# SET TASK
Scan the data below for the string "JSON". Show every line where it turns up.

□ □ □ □ □ □ □

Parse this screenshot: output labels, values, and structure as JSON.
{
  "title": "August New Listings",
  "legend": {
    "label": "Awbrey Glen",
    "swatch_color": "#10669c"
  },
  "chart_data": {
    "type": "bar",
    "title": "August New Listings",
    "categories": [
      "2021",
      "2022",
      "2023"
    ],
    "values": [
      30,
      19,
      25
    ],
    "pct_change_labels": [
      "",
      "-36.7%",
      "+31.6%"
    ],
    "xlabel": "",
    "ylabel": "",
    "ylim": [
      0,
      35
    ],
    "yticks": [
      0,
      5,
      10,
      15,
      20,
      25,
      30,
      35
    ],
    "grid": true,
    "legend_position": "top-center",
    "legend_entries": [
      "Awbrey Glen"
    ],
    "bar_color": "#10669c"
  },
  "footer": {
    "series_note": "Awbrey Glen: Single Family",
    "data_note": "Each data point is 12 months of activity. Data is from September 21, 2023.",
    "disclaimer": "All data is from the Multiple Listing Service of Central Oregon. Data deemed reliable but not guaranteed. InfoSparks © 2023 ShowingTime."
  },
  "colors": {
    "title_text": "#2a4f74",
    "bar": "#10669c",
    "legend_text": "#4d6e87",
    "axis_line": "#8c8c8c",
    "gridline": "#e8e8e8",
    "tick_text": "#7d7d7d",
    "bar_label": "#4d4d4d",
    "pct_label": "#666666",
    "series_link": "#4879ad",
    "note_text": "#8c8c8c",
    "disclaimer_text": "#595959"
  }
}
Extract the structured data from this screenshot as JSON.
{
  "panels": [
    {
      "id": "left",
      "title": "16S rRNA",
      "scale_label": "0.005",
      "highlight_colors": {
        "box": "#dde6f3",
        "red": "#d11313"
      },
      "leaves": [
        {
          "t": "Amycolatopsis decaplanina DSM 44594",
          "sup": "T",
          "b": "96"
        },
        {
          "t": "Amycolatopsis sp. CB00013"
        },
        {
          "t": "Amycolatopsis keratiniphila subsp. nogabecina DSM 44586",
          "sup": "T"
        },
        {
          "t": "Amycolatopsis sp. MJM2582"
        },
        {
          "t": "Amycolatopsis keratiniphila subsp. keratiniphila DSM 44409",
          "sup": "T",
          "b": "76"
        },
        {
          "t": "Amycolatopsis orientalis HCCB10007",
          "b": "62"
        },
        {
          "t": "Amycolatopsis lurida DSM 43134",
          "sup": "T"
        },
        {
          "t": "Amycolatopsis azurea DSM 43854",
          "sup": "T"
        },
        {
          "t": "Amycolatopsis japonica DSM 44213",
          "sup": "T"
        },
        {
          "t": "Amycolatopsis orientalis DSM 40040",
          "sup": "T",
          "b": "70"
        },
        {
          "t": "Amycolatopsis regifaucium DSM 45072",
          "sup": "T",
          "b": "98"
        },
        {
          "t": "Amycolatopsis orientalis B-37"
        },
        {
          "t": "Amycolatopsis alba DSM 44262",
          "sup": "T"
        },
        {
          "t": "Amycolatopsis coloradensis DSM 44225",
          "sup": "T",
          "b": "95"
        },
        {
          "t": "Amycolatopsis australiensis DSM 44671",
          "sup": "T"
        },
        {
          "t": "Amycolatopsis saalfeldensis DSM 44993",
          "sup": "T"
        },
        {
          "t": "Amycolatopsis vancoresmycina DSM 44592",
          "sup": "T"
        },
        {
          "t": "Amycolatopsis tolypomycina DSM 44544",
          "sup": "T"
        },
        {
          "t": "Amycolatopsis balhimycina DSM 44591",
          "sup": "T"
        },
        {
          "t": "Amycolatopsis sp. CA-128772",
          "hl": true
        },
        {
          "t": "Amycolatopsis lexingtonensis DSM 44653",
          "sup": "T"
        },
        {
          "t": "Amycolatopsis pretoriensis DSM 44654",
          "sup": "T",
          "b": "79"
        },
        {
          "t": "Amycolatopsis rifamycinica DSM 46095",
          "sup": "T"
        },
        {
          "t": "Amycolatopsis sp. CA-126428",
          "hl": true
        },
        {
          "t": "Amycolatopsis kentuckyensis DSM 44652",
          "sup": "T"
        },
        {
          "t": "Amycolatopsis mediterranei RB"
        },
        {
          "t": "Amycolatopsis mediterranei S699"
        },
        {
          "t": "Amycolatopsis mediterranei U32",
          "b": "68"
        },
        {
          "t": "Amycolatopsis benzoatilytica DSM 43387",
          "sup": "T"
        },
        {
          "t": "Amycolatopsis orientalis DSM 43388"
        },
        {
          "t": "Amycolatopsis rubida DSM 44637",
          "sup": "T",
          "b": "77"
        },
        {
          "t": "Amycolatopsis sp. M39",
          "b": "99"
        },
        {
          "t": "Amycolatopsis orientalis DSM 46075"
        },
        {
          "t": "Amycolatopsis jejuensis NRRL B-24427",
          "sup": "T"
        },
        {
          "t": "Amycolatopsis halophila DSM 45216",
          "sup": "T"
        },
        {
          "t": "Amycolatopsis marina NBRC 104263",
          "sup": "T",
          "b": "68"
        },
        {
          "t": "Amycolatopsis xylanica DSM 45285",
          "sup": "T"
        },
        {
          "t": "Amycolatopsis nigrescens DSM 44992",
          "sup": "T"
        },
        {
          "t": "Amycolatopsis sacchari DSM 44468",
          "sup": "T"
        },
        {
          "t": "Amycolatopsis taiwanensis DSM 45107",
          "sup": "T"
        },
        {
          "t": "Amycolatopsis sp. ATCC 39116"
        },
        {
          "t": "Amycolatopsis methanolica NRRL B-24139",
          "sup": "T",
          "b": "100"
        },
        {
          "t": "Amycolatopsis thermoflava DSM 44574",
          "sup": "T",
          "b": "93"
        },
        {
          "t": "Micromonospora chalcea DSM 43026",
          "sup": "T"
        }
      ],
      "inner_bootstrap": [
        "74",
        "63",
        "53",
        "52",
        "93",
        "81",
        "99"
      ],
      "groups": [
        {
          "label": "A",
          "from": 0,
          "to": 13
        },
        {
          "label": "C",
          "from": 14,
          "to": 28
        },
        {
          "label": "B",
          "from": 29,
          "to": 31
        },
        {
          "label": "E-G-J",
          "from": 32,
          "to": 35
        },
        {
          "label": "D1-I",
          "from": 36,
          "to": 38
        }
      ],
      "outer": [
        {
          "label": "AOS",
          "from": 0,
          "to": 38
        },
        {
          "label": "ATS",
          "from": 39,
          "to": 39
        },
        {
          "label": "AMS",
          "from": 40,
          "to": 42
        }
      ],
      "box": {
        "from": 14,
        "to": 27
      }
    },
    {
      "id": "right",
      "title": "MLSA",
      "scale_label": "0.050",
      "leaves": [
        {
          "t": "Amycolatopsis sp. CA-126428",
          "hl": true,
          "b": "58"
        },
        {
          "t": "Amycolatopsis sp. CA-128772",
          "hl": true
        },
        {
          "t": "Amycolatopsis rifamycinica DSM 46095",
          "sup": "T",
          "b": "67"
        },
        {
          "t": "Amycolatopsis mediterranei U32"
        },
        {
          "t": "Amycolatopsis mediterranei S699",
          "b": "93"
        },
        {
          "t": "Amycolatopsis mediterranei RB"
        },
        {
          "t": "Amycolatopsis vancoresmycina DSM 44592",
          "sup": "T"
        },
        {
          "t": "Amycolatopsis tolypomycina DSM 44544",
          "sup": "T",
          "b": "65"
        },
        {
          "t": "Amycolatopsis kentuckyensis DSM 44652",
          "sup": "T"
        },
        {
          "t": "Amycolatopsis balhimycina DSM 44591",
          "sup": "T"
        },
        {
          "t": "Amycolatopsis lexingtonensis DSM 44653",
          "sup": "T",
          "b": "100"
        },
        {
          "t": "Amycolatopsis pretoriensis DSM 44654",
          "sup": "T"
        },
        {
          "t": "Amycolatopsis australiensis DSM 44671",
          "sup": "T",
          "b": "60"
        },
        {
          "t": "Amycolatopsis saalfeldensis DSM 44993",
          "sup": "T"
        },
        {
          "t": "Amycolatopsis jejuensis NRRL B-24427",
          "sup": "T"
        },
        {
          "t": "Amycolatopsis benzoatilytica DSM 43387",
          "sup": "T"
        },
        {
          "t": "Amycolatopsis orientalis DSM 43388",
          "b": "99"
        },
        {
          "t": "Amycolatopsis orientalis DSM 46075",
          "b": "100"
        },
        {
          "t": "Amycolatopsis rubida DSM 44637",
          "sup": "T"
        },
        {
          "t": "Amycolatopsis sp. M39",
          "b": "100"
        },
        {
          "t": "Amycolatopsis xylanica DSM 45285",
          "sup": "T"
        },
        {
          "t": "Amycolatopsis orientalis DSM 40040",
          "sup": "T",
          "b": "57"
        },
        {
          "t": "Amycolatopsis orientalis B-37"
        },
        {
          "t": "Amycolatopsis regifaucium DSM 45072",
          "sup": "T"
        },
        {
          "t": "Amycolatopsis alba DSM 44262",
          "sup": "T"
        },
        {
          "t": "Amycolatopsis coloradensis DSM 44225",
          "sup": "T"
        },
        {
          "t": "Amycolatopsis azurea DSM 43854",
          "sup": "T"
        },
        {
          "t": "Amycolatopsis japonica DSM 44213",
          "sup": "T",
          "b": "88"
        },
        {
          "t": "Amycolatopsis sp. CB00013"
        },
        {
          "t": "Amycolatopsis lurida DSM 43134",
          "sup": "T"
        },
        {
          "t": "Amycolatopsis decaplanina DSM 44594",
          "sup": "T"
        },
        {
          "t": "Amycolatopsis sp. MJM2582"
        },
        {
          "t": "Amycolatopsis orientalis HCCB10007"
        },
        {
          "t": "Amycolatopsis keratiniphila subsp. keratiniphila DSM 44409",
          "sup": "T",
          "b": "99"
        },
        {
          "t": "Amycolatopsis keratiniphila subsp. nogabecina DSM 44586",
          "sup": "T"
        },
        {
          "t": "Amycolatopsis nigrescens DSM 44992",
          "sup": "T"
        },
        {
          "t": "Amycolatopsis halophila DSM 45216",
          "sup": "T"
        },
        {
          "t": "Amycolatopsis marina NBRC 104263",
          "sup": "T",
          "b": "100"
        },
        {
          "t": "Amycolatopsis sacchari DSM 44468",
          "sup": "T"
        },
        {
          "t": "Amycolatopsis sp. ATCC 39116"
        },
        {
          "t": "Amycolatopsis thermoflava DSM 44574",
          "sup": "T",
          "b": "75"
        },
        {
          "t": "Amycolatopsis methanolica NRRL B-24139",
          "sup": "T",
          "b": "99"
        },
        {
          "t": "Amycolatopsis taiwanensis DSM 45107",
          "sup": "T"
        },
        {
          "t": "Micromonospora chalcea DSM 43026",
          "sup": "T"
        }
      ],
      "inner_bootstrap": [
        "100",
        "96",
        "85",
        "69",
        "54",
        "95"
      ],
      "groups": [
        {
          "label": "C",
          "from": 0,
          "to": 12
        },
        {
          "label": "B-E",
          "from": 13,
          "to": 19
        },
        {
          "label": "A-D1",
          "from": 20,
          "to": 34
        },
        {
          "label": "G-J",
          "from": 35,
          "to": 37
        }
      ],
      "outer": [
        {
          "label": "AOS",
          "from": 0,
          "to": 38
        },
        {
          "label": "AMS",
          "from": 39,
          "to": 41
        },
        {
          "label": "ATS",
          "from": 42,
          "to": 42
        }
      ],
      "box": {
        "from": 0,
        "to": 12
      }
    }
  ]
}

□ □ □ □ □ □ □

# FINISHED ANSWER
Parse this screenshot: output labels, values, and structure as JSON.
Extract the structured data from this screenshot as JSON.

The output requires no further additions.